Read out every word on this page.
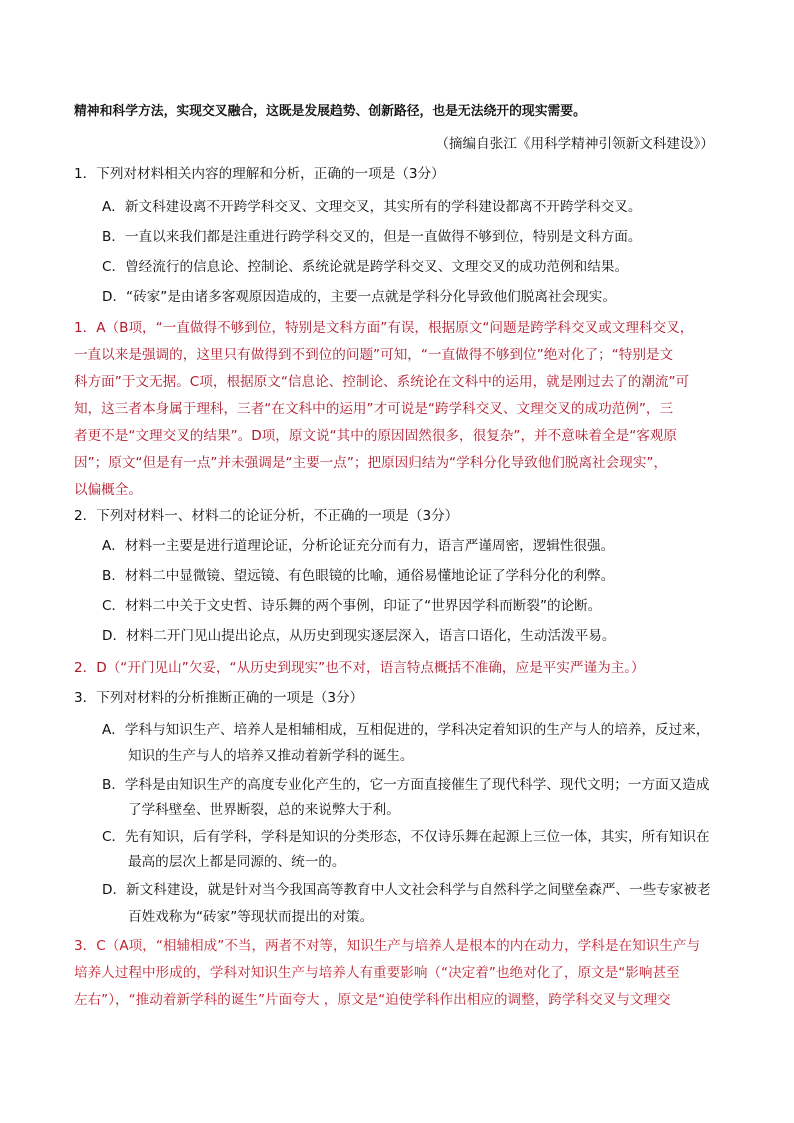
精神和科学方法，实现交叉融合，这既是发展趋势、创新路径，也是无法绕开的现实需要。
（摘编自张江《用科学精神引领新文科建设》）
1．下列对材料相关内容的理解和分析，正确的一项是（3分）
A．新文科建设离不开跨学科交叉、文理交叉，其实所有的学科建设都离不开跨学科交叉。
B．一直以来我们都是注重进行跨学科交叉的，但是一直做得不够到位，特别是文科方面。
C．曾经流行的信息论、控制论、系统论就是跨学科交叉、文理交叉的成功范例和结果。
D．“砖家”是由诸多客观原因造成的，主要一点就是学科分化导致他们脱离社会现实。
1．A（B项，“一直做得不够到位，特别是文科方面”有误，根据原文“问题是跨学科交叉或文理科交叉，
一直以来是强调的，这里只有做得到不到位的问题”可知，“一直做得不够到位”绝对化了；“特别是文
科方面”于文无据。C项，根据原文“信息论、控制论、系统论在文科中的运用，就是刚过去了的潮流”可
知，这三者本身属于理科，三者“在文科中的运用”才可说是“跨学科交叉、文理交叉的成功范例”，三
者更不是“文理交叉的结果”。D项，原文说“其中的原因固然很多，很复杂”，并不意味着全是“客观原
因”；原文“但是有一点”并未强调是“主要一点”；把原因归结为“学科分化导致他们脱离社会现实”，
以偏概全。
2．下列对材料一、材料二的论证分析，不正确的一项是（3分）
A．材料一主要是进行道理论证，分析论证充分而有力，语言严谨周密，逻辑性很强。
B．材料二中显微镜、望远镜、有色眼镜的比喻，通俗易懂地论证了学科分化的利弊。
C．材料二中关于文史哲、诗乐舞的两个事例，印证了“世界因学科而断裂”的论断。
D．材料二开门见山提出论点，从历史到现实逐层深入，语言口语化，生动活泼平易。
2．D（“开门见山”欠妥，“从历史到现实”也不对，语言特点概括不准确，应是平实严谨为主。）
3．下列对材料的分析推断正确的一项是（3分）
A．学科与知识生产、培养人是相辅相成，互相促进的，学科决定着知识的生产与人的培养，反过来，
知识的生产与人的培养又推动着新学科的诞生。
B．学科是由知识生产的高度专业化产生的，它一方面直接催生了现代科学、现代文明；一方面又造成
了学科壁垒、世界断裂，总的来说弊大于利。
C．先有知识，后有学科，学科是知识的分类形态，不仅诗乐舞在起源上三位一体，其实，所有知识在
最高的层次上都是同源的、统一的。
D．新文科建设，就是针对当今我国高等教育中人文社会科学与自然科学之间壁垒森严、一些专家被老
百姓戏称为“砖家”等现状而提出的对策。
3．C（A项，“相辅相成”不当，两者不对等，知识生产与培养人是根本的内在动力，学科是在知识生产与
培养人过程中形成的，学科对知识生产与培养人有重要影响（“决定着”也绝对化了，原文是“影响甚至
左右”），“推动着新学科的诞生”片面夸大 ，原文是“迫使学科作出相应的调整，跨学科交叉与文理交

****************

WHAT IS BEING ASKED -
Reproduce the full listing above verbatim, with no pictures included.

WORKED SOLUTION -
Read out every word on this page.
精神和科学方法，实现交叉融合，这既是发展趋势、创新路径，也是无法绕开的现实需要。
（摘编自张江《用科学精神引领新文科建设》）
1．下列对材料相关内容的理解和分析，正确的一项是（3分）
A．新文科建设离不开跨学科交叉、文理交叉，其实所有的学科建设都离不开跨学科交叉。
B．一直以来我们都是注重进行跨学科交叉的，但是一直做得不够到位，特别是文科方面。
C．曾经流行的信息论、控制论、系统论就是跨学科交叉、文理交叉的成功范例和结果。
D．“砖家”是由诸多客观原因造成的，主要一点就是学科分化导致他们脱离社会现实。
1．A（B项，“一直做得不够到位，特别是文科方面”有误，根据原文“问题是跨学科交叉或文理科交叉，
一直以来是强调的，这里只有做得到不到位的问题”可知，“一直做得不够到位”绝对化了；“特别是文
科方面”于文无据。C项，根据原文“信息论、控制论、系统论在文科中的运用，就是刚过去了的潮流”可
知，这三者本身属于理科，三者“在文科中的运用”才可说是“跨学科交叉、文理交叉的成功范例”，三
者更不是“文理交叉的结果”。D项，原文说“其中的原因固然很多，很复杂”，并不意味着全是“客观原
因”；原文“但是有一点”并未强调是“主要一点”；把原因归结为“学科分化导致他们脱离社会现实”，
以偏概全。
2．下列对材料一、材料二的论证分析，不正确的一项是（3分）
A．材料一主要是进行道理论证，分析论证充分而有力，语言严谨周密，逻辑性很强。
B．材料二中显微镜、望远镜、有色眼镜的比喻，通俗易懂地论证了学科分化的利弊。
C．材料二中关于文史哲、诗乐舞的两个事例，印证了“世界因学科而断裂”的论断。
D．材料二开门见山提出论点，从历史到现实逐层深入，语言口语化，生动活泼平易。
2．D（“开门见山”欠妥，“从历史到现实”也不对，语言特点概括不准确，应是平实严谨为主。）
3．下列对材料的分析推断正确的一项是（3分）
A．学科与知识生产、培养人是相辅相成，互相促进的，学科决定着知识的生产与人的培养，反过来，
知识的生产与人的培养又推动着新学科的诞生。
B．学科是由知识生产的高度专业化产生的，它一方面直接催生了现代科学、现代文明；一方面又造成
了学科壁垒、世界断裂，总的来说弊大于利。
C．先有知识，后有学科，学科是知识的分类形态，不仅诗乐舞在起源上三位一体，其实，所有知识在
最高的层次上都是同源的、统一的。
D．新文科建设，就是针对当今我国高等教育中人文社会科学与自然科学之间壁垒森严、一些专家被老
百姓戏称为“砖家”等现状而提出的对策。
3．C（A项，“相辅相成”不当，两者不对等，知识生产与培养人是根本的内在动力，学科是在知识生产与
培养人过程中形成的，学科对知识生产与培养人有重要影响（“决定着”也绝对化了，原文是“影响甚至
左右”），“推动着新学科的诞生”片面夸大 ，原文是“迫使学科作出相应的调整，跨学科交叉与文理交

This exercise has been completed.